Stated task: Report every line in the listing below where the string "name" shows up.

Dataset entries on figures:
- - - - - - -

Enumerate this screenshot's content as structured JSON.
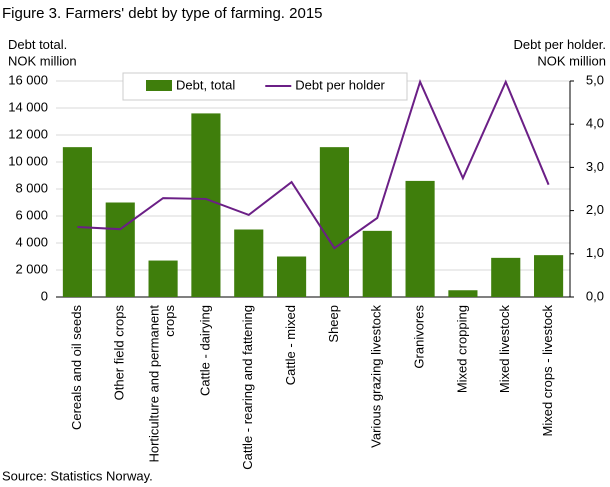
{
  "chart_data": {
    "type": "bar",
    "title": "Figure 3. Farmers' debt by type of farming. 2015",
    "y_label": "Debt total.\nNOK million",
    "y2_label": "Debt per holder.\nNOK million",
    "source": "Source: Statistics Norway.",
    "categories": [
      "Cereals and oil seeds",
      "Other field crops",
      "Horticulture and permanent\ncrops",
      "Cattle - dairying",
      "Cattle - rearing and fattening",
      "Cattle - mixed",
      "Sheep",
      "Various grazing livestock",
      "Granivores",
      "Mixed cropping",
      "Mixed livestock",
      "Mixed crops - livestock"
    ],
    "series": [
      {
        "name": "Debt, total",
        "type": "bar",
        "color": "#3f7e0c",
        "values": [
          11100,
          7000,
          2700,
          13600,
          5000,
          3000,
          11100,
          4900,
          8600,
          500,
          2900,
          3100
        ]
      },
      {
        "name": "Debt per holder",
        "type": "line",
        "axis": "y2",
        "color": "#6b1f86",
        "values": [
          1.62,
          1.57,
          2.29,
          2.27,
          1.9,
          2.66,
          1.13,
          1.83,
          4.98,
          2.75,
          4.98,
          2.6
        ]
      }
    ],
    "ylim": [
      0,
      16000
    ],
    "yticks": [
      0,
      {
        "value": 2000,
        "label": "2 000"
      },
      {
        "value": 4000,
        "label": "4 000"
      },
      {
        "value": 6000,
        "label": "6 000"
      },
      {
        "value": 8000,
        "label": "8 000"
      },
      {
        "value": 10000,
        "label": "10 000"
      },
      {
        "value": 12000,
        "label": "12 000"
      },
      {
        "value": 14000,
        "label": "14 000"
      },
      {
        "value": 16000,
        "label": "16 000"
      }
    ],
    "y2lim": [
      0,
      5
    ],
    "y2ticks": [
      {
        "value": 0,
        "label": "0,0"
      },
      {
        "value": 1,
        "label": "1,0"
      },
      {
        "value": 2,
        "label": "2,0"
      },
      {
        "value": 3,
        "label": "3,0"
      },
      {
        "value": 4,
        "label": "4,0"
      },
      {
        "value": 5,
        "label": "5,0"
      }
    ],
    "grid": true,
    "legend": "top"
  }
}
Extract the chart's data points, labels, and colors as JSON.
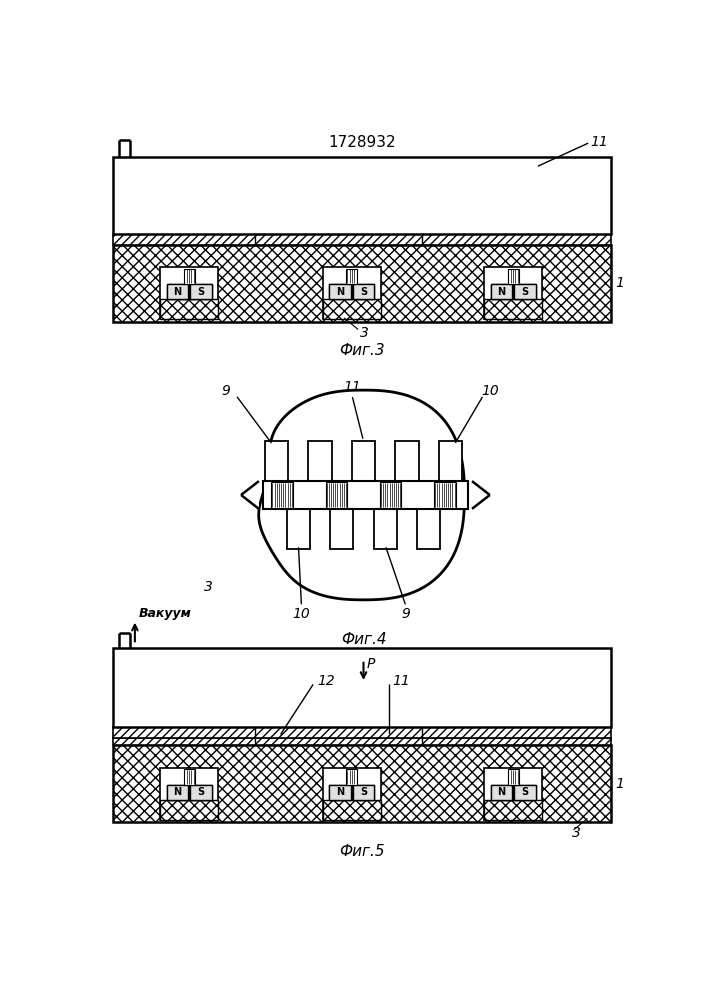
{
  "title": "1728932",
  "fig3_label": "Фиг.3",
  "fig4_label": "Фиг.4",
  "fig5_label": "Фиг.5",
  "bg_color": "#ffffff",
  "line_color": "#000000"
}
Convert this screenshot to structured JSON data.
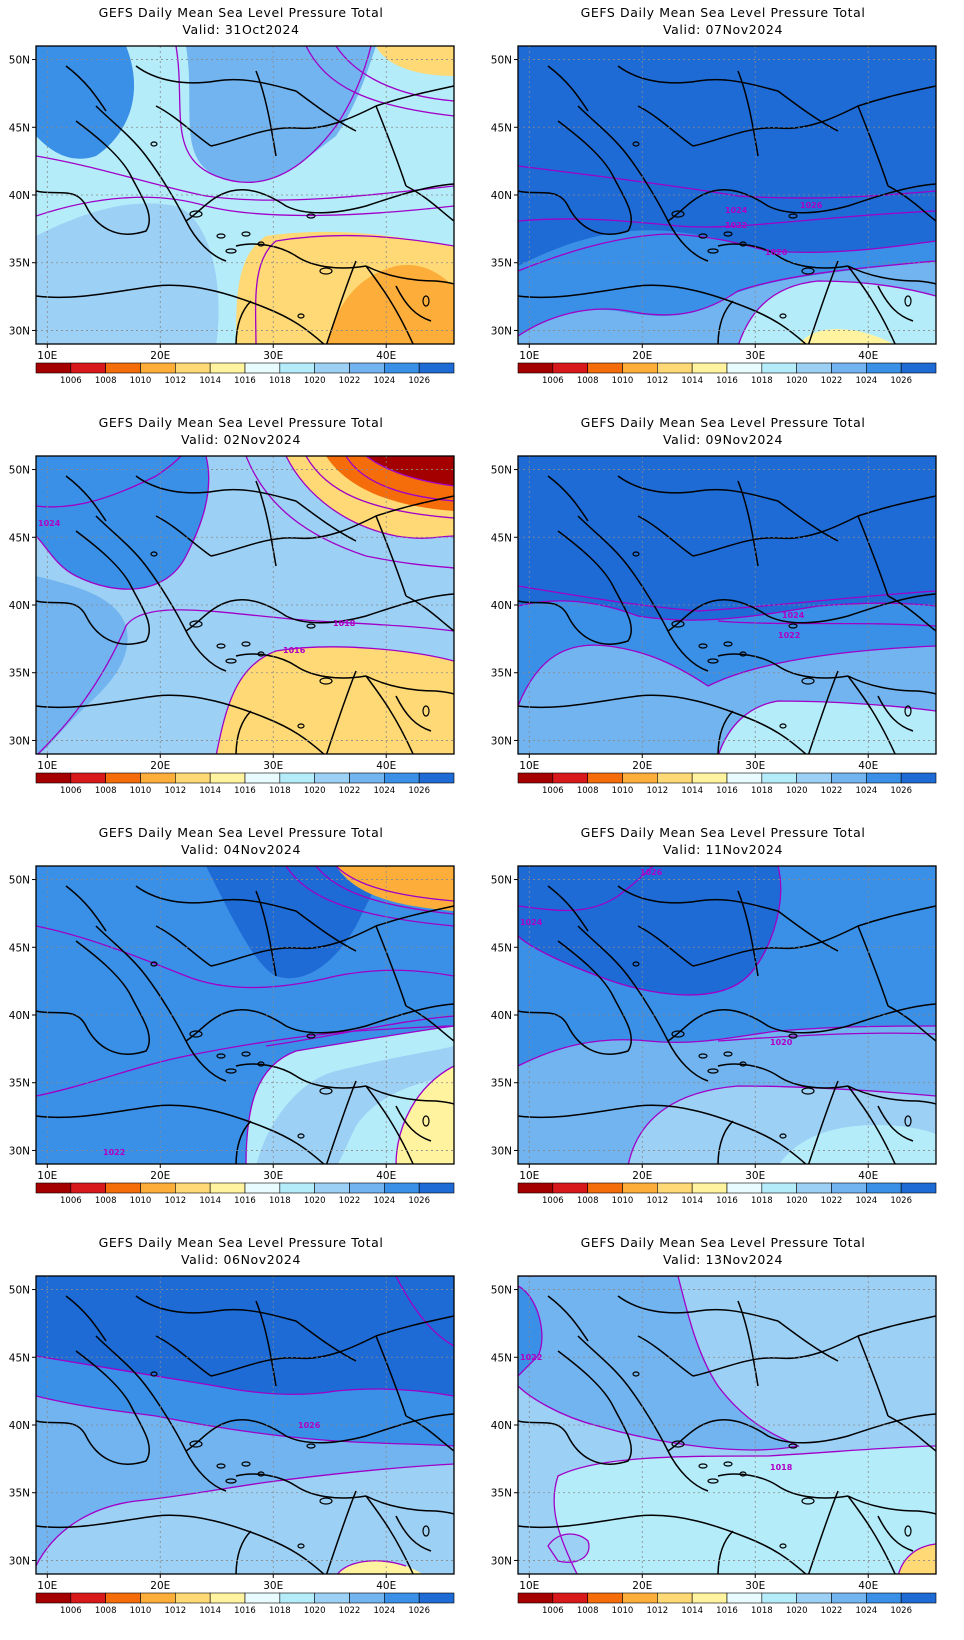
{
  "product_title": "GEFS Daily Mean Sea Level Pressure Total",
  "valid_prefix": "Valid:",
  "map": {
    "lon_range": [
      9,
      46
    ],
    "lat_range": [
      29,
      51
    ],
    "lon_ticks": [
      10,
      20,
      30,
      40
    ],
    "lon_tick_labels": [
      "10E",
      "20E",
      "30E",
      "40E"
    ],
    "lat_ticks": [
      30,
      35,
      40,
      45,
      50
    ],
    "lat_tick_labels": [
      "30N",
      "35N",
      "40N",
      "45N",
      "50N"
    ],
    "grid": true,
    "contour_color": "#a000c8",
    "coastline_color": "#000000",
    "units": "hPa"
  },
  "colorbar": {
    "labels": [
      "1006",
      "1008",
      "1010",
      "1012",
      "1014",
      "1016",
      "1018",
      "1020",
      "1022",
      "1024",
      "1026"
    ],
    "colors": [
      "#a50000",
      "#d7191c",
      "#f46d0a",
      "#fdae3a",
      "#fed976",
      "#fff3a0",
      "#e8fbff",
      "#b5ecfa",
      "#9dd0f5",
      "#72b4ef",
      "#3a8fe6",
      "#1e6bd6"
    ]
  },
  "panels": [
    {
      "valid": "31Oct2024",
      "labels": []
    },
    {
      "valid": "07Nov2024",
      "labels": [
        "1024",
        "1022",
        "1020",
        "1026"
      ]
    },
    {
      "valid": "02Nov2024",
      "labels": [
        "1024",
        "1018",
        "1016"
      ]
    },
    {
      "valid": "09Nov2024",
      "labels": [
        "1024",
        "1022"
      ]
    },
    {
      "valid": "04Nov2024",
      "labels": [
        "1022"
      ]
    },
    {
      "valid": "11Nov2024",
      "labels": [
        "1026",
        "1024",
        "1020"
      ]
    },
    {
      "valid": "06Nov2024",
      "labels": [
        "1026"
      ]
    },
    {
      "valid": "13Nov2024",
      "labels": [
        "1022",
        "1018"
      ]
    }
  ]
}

- - - - - - -

Result for this exercise:
        "name": "Debt, total",
        "name": "Debt per holder",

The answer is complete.